(Page excerpt begins)

Emacs truly isn't for everyone. If the unique properties of Emacs seem more important to you than their concomitant downsides, then welcome to the club; if they don't, no hard feelings – it's certainly reasonable to have genuinely different priorities!

(Page excerpt ends)
(Provided information begins)

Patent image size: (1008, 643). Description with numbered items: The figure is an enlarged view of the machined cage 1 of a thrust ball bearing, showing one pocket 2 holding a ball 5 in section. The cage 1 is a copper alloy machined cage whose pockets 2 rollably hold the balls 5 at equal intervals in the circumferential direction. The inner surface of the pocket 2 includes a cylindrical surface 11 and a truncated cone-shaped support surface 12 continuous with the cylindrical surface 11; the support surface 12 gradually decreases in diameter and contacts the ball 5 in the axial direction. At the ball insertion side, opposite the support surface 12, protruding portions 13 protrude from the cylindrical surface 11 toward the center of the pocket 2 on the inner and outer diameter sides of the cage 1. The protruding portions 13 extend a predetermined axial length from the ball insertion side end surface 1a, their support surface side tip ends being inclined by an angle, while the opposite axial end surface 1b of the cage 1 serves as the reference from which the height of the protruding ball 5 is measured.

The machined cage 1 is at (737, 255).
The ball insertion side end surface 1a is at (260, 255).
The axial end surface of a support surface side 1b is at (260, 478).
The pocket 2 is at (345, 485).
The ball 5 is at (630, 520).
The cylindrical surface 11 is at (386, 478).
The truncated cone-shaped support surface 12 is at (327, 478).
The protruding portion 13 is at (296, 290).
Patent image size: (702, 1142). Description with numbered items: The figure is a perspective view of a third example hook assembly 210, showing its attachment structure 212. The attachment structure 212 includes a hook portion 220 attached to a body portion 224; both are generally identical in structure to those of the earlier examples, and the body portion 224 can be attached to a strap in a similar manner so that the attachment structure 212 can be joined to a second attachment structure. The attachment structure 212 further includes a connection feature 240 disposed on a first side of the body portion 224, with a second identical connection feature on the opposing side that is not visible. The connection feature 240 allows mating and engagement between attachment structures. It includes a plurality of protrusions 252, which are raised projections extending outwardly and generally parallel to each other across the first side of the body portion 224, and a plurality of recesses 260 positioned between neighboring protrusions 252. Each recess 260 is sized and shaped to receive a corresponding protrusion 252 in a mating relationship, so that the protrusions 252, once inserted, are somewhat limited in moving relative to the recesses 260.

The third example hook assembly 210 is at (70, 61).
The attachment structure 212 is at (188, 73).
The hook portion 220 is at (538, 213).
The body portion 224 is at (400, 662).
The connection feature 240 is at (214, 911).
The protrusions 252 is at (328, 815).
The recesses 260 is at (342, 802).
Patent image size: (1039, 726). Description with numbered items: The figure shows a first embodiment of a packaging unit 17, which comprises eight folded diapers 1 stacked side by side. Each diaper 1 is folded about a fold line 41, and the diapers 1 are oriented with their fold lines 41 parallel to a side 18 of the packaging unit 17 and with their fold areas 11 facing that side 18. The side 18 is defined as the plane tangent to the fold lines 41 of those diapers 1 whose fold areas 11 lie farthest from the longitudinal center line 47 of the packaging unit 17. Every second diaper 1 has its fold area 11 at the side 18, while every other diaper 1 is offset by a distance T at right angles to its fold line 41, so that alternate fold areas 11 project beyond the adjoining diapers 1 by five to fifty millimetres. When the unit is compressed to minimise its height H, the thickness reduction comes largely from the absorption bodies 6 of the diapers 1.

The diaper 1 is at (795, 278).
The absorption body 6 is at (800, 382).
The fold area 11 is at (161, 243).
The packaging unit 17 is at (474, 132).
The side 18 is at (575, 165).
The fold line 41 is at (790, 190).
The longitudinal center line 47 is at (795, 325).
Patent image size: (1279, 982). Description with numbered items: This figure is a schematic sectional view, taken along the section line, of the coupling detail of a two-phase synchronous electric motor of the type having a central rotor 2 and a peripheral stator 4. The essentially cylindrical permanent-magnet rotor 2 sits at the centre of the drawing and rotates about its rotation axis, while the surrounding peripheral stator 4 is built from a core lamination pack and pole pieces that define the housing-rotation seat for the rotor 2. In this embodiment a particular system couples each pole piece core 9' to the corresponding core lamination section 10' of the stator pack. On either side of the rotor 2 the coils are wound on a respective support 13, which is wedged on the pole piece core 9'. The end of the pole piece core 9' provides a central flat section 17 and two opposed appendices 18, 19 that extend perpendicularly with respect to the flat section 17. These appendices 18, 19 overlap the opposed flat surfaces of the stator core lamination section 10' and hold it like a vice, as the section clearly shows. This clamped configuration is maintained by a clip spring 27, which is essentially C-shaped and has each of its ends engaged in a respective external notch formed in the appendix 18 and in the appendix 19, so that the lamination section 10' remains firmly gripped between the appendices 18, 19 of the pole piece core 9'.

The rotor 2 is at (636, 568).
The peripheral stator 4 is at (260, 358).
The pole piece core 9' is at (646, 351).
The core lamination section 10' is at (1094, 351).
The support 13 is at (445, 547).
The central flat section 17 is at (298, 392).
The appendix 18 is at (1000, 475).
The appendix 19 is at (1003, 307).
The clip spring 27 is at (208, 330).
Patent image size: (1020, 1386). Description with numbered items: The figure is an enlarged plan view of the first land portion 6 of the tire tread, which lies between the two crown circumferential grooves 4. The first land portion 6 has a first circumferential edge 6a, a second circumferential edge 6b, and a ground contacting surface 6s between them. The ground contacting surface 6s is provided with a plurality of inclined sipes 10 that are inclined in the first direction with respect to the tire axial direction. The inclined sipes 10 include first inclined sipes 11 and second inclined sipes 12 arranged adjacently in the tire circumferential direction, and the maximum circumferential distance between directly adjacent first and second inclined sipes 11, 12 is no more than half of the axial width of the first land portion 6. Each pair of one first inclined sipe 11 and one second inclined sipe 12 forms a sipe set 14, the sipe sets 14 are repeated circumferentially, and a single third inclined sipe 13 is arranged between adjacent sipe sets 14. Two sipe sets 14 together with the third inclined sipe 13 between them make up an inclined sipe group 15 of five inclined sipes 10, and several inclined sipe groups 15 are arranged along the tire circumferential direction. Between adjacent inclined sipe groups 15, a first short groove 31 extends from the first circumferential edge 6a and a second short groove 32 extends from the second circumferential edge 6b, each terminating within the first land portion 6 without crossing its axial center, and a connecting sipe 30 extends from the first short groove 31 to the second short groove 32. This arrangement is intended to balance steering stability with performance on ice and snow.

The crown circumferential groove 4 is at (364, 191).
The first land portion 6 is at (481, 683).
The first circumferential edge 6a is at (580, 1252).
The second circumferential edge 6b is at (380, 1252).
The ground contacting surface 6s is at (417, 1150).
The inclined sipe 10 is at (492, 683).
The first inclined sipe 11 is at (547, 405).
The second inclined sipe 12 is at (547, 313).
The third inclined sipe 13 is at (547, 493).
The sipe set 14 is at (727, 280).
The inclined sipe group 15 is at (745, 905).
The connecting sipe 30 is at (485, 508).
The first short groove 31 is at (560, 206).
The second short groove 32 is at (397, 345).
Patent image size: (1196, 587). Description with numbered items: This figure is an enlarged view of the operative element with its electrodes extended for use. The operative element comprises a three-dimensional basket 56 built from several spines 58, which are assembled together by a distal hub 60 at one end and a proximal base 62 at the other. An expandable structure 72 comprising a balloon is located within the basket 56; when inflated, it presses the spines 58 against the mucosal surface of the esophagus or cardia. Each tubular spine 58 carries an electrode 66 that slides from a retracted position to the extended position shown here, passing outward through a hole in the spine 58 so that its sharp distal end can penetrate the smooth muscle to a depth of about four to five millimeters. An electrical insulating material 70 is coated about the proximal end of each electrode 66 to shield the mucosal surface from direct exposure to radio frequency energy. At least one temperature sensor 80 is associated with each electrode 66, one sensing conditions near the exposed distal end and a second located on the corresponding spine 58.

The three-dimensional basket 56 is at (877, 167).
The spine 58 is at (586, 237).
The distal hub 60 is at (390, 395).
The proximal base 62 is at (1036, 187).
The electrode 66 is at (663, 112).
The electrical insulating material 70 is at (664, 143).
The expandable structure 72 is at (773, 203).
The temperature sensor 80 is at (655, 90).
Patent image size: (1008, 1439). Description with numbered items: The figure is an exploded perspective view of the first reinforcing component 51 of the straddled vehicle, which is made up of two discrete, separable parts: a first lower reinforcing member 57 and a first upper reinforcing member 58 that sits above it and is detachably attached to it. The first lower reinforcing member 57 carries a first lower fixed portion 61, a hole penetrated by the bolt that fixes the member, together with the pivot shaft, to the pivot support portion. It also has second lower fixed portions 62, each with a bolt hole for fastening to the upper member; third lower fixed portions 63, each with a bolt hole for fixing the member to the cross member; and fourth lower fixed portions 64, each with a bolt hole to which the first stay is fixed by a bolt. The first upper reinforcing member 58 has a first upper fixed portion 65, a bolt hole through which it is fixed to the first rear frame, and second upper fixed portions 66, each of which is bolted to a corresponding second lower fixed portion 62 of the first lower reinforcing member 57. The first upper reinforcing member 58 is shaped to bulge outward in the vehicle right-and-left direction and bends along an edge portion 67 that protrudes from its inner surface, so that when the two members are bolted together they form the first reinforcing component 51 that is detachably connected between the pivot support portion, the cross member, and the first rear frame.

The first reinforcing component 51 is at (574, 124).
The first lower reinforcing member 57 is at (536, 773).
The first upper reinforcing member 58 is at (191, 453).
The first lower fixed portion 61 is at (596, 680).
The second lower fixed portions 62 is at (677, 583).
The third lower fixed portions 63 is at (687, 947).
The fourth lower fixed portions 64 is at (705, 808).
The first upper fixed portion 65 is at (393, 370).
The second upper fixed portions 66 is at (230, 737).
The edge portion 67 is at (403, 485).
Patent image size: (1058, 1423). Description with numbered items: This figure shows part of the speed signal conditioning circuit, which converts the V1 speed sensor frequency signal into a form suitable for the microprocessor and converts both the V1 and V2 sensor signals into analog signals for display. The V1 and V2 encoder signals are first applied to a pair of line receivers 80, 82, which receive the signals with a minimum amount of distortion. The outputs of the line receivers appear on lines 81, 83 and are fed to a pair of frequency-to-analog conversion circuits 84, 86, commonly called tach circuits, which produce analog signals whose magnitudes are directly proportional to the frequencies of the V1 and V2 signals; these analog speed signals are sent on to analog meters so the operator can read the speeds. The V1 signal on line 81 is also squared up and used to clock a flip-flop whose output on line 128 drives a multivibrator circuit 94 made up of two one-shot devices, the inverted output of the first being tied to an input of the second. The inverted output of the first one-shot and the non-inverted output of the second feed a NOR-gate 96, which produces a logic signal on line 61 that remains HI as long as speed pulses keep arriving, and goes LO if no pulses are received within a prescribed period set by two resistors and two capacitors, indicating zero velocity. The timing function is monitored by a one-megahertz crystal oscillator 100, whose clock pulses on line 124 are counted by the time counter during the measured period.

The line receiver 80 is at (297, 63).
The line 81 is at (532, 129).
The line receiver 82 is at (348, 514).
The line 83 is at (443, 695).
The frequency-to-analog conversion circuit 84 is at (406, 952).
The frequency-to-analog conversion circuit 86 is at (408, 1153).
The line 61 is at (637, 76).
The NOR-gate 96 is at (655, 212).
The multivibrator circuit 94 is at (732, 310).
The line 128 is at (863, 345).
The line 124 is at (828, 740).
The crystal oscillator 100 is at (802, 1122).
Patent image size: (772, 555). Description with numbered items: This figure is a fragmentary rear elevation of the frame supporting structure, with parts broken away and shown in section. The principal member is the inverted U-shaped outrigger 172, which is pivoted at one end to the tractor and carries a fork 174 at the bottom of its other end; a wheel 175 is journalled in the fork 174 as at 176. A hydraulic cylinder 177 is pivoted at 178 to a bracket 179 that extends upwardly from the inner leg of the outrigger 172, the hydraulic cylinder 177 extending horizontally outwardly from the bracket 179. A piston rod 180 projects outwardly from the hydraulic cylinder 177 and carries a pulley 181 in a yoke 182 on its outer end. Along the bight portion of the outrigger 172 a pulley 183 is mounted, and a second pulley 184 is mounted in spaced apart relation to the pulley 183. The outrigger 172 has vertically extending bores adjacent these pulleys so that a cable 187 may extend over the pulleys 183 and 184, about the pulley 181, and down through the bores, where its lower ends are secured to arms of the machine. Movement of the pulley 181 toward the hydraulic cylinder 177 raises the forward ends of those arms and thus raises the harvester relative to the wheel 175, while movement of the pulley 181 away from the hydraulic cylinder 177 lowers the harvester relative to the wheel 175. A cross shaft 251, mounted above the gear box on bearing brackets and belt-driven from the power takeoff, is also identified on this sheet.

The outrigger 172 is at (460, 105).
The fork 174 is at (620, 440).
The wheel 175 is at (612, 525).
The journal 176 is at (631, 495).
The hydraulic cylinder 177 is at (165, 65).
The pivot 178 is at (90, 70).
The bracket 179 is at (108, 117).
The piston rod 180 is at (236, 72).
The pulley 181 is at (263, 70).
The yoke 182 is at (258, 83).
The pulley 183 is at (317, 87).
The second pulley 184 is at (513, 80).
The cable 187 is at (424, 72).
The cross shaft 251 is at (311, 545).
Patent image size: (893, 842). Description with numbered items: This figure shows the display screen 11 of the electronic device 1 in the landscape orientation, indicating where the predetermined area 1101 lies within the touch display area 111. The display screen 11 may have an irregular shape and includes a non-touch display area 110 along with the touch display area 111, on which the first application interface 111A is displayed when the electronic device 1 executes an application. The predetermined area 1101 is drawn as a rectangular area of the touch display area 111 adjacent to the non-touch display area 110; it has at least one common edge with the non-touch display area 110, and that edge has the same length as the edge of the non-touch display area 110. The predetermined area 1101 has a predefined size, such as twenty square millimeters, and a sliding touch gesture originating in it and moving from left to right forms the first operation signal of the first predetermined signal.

(Provided information ends)

▸ Required work:
**1)** Rewrite the paragraph of the Emacs excerpt beginning "Emacs truly isn't for everyone" in a shorter form, keeping its main points.
**2)** From the Emacs excerpt, return the text from "Emacs truly isn't" up to and including "genuinely different priorities!", word for word.

▸ Results in order:
**1)** Emacs is not for everyone. Those who value its unique properties more than the downsides that accompany them are welcome to join; those who do not have reasonable, different priorities, and no hard feelings are held.

**2)**
Emacs truly isn't for everyone. If the unique properties of Emacs seem more important to you than their concomitant downsides, then welcome to the club; if they don't, no hard feelings – it's certainly reasonable to have genuinely different priorities!